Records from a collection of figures
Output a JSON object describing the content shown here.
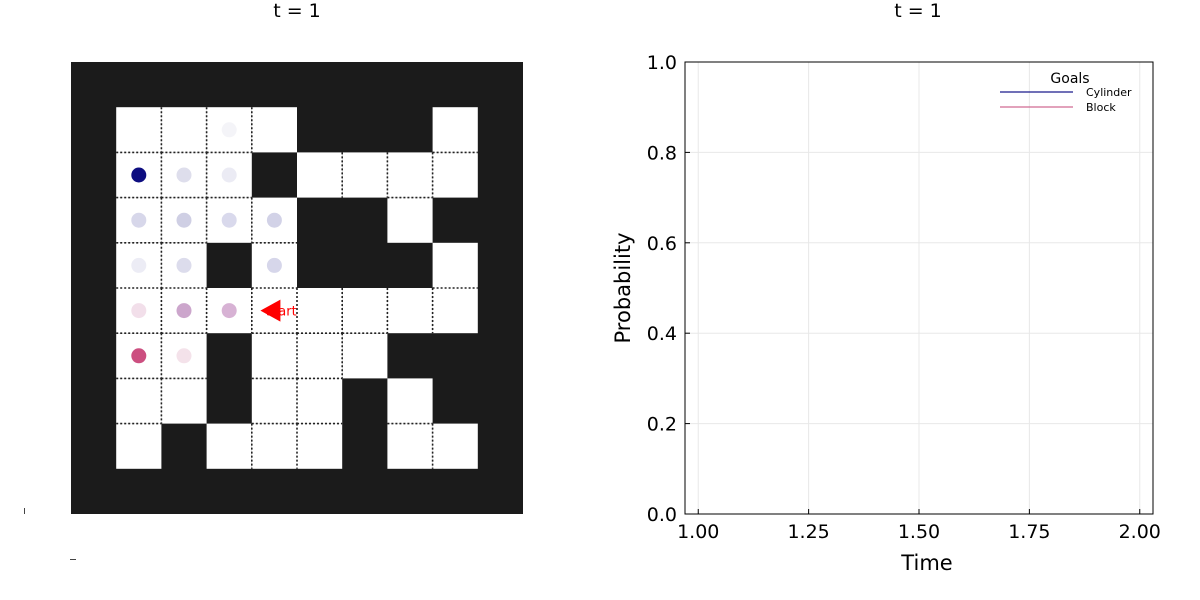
{
  "left_panel": {
    "title": "t = 1",
    "agent_label": "start",
    "cell_colors": {
      "wall": "#1b1b1b",
      "floor": "#ffffff",
      "agent": "#ff0000"
    },
    "wall_map": [
      "1111111111",
      "1000011101",
      "1000100001",
      "1000011011",
      "1001011101",
      "1000000001",
      "1001000111",
      "1001001011",
      "1010001001",
      "1111111111"
    ],
    "agent_cell": {
      "col": 4,
      "row": 5,
      "facing": "left"
    },
    "goal_dots": [
      {
        "col": 3,
        "row": 1,
        "color": "#e9e9f2",
        "alpha": 0.5
      },
      {
        "col": 1,
        "row": 2,
        "color": "#0d0d80",
        "alpha": 1.0
      },
      {
        "col": 2,
        "row": 2,
        "color": "#dadaea",
        "alpha": 0.9
      },
      {
        "col": 3,
        "row": 2,
        "color": "#e6e6f1",
        "alpha": 0.8
      },
      {
        "col": 1,
        "row": 3,
        "color": "#d7d7ea",
        "alpha": 1.0
      },
      {
        "col": 2,
        "row": 3,
        "color": "#cfcfe4",
        "alpha": 1.0
      },
      {
        "col": 3,
        "row": 3,
        "color": "#d9d9ec",
        "alpha": 1.0
      },
      {
        "col": 4,
        "row": 3,
        "color": "#d2d2e7",
        "alpha": 1.0
      },
      {
        "col": 1,
        "row": 4,
        "color": "#ececf5",
        "alpha": 1.0
      },
      {
        "col": 2,
        "row": 4,
        "color": "#dcdcec",
        "alpha": 1.0
      },
      {
        "col": 4,
        "row": 4,
        "color": "#d6d6ea",
        "alpha": 1.0
      },
      {
        "col": 1,
        "row": 5,
        "color": "#f2dfea",
        "alpha": 1.0
      },
      {
        "col": 2,
        "row": 5,
        "color": "#cca6cc",
        "alpha": 1.0
      },
      {
        "col": 3,
        "row": 5,
        "color": "#d7b2d4",
        "alpha": 1.0
      },
      {
        "col": 1,
        "row": 6,
        "color": "#cc4f80",
        "alpha": 1.0
      },
      {
        "col": 2,
        "row": 6,
        "color": "#f4e2ea",
        "alpha": 1.0
      }
    ]
  },
  "chart_data": {
    "type": "line",
    "title": "t = 1",
    "xlabel": "Time",
    "ylabel": "Probability",
    "xlim": [
      0.97,
      2.03
    ],
    "ylim": [
      0,
      1
    ],
    "x_ticks": [
      1.0,
      1.25,
      1.5,
      1.75,
      2.0
    ],
    "x_tick_labels": [
      "1.00",
      "1.25",
      "1.50",
      "1.75",
      "2.00"
    ],
    "y_ticks": [
      0,
      0.2,
      0.4,
      0.6,
      0.8,
      1.0
    ],
    "y_tick_labels": [
      "0.0",
      "0.2",
      "0.4",
      "0.6",
      "0.8",
      "1.0"
    ],
    "grid": true,
    "legend": {
      "title": "Goals",
      "placement": "top-right",
      "entries": [
        {
          "name": "Cylinder",
          "color": "#1a1a8c"
        },
        {
          "name": "Block",
          "color": "#d06a92"
        }
      ]
    },
    "series": [
      {
        "name": "Cylinder",
        "color": "#1a1a8c",
        "x": [],
        "values": []
      },
      {
        "name": "Block",
        "color": "#d06a92",
        "x": [],
        "values": []
      }
    ]
  }
}
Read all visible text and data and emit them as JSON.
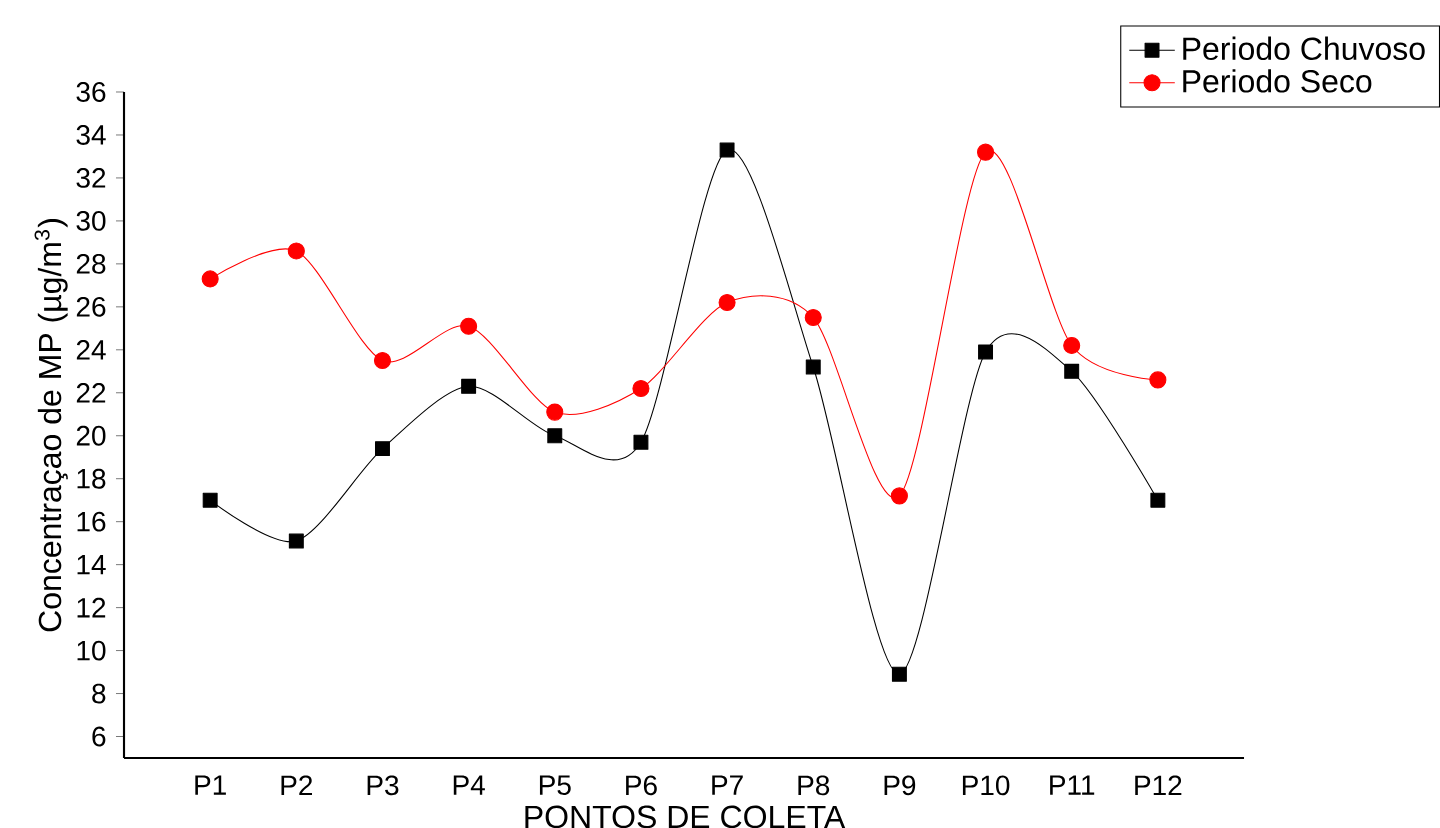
{
  "chart_data": {
    "type": "line",
    "xlabel": "PONTOS DE COLETA",
    "ylabel": "Concentraçao de MP (µg/m$^{3}$)",
    "categories": [
      "P1",
      "P2",
      "P3",
      "P4",
      "P5",
      "P6",
      "P7",
      "P8",
      "P9",
      "P10",
      "P11",
      "P12"
    ],
    "series": [
      {
        "name": "Periodo Chuvoso",
        "color": "#000000",
        "marker": "square",
        "values": [
          17.0,
          15.1,
          19.4,
          22.3,
          20.0,
          19.7,
          33.3,
          23.2,
          8.9,
          23.9,
          23.0,
          17.0
        ]
      },
      {
        "name": "Periodo Seco",
        "color": "#ff0000",
        "marker": "circle",
        "values": [
          27.3,
          28.6,
          23.5,
          25.1,
          21.1,
          22.2,
          26.2,
          25.5,
          17.2,
          33.2,
          24.2,
          22.6
        ]
      }
    ],
    "ylim": [
      5,
      36
    ],
    "yticks": [
      6,
      8,
      10,
      12,
      14,
      16,
      18,
      20,
      22,
      24,
      26,
      28,
      30,
      32,
      34,
      36
    ],
    "grid": false,
    "legend": "top right",
    "line_style": "solid"
  }
}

## DIRECTIVE
Repeat the material above verbatim. Leave the pictures behind.

## ANSWER IN FULL
Output a JSON object describing the content shown here.
{
  "left_panel": {
    "title": "t = 1",
    "agent_label": "start",
    "cell_colors": {
      "wall": "#1b1b1b",
      "floor": "#ffffff",
      "agent": "#ff0000"
    },
    "wall_map": [
      "1111111111",
      "1000011101",
      "1000100001",
      "1000011011",
      "1001011101",
      "1000000001",
      "1001000111",
      "1001001011",
      "1010001001",
      "1111111111"
    ],
    "agent_cell": {
      "col": 4,
      "row": 5,
      "facing": "left"
    },
    "goal_dots": [
      {
        "col": 3,
        "row": 1,
        "color": "#e9e9f2",
        "alpha": 0.5
      },
      {
        "col": 1,
        "row": 2,
        "color": "#0d0d80",
        "alpha": 1.0
      },
      {
        "col": 2,
        "row": 2,
        "color": "#dadaea",
        "alpha": 0.9
      },
      {
        "col": 3,
        "row": 2,
        "color": "#e6e6f1",
        "alpha": 0.8
      },
      {
        "col": 1,
        "row": 3,
        "color": "#d7d7ea",
        "alpha": 1.0
      },
      {
        "col": 2,
        "row": 3,
        "color": "#cfcfe4",
        "alpha": 1.0
      },
      {
        "col": 3,
        "row": 3,
        "color": "#d9d9ec",
        "alpha": 1.0
      },
      {
        "col": 4,
        "row": 3,
        "color": "#d2d2e7",
        "alpha": 1.0
      },
      {
        "col": 1,
        "row": 4,
        "color": "#ececf5",
        "alpha": 1.0
      },
      {
        "col": 2,
        "row": 4,
        "color": "#dcdcec",
        "alpha": 1.0
      },
      {
        "col": 4,
        "row": 4,
        "color": "#d6d6ea",
        "alpha": 1.0
      },
      {
        "col": 1,
        "row": 5,
        "color": "#f2dfea",
        "alpha": 1.0
      },
      {
        "col": 2,
        "row": 5,
        "color": "#cca6cc",
        "alpha": 1.0
      },
      {
        "col": 3,
        "row": 5,
        "color": "#d7b2d4",
        "alpha": 1.0
      },
      {
        "col": 1,
        "row": 6,
        "color": "#cc4f80",
        "alpha": 1.0
      },
      {
        "col": 2,
        "row": 6,
        "color": "#f4e2ea",
        "alpha": 1.0
      }
    ]
  },
  "chart_data": {
    "type": "line",
    "title": "t = 1",
    "xlabel": "Time",
    "ylabel": "Probability",
    "xlim": [
      0.97,
      2.03
    ],
    "ylim": [
      0,
      1
    ],
    "x_ticks": [
      1.0,
      1.25,
      1.5,
      1.75,
      2.0
    ],
    "x_tick_labels": [
      "1.00",
      "1.25",
      "1.50",
      "1.75",
      "2.00"
    ],
    "y_ticks": [
      0,
      0.2,
      0.4,
      0.6,
      0.8,
      1.0
    ],
    "y_tick_labels": [
      "0.0",
      "0.2",
      "0.4",
      "0.6",
      "0.8",
      "1.0"
    ],
    "grid": true,
    "legend": {
      "title": "Goals",
      "placement": "top-right",
      "entries": [
        {
          "name": "Cylinder",
          "color": "#1a1a8c"
        },
        {
          "name": "Block",
          "color": "#d06a92"
        }
      ]
    },
    "series": [
      {
        "name": "Cylinder",
        "color": "#1a1a8c",
        "x": [],
        "values": []
      },
      {
        "name": "Block",
        "color": "#d06a92",
        "x": [],
        "values": []
      }
    ]
  }
}
Read all visible text and data and emit them as JSON.
{
  "chart_data": {
    "type": "line",
    "xlabel": "PONTOS DE COLETA",
    "ylabel": "Concentraçao de MP (µg/m$^{3}$)",
    "categories": [
      "P1",
      "P2",
      "P3",
      "P4",
      "P5",
      "P6",
      "P7",
      "P8",
      "P9",
      "P10",
      "P11",
      "P12"
    ],
    "series": [
      {
        "name": "Periodo Chuvoso",
        "color": "#000000",
        "marker": "square",
        "values": [
          17.0,
          15.1,
          19.4,
          22.3,
          20.0,
          19.7,
          33.3,
          23.2,
          8.9,
          23.9,
          23.0,
          17.0
        ]
      },
      {
        "name": "Periodo Seco",
        "color": "#ff0000",
        "marker": "circle",
        "values": [
          27.3,
          28.6,
          23.5,
          25.1,
          21.1,
          22.2,
          26.2,
          25.5,
          17.2,
          33.2,
          24.2,
          22.6
        ]
      }
    ],
    "ylim": [
      5,
      36
    ],
    "yticks": [
      6,
      8,
      10,
      12,
      14,
      16,
      18,
      20,
      22,
      24,
      26,
      28,
      30,
      32,
      34,
      36
    ],
    "grid": false,
    "legend": "top right",
    "line_style": "solid"
  }
}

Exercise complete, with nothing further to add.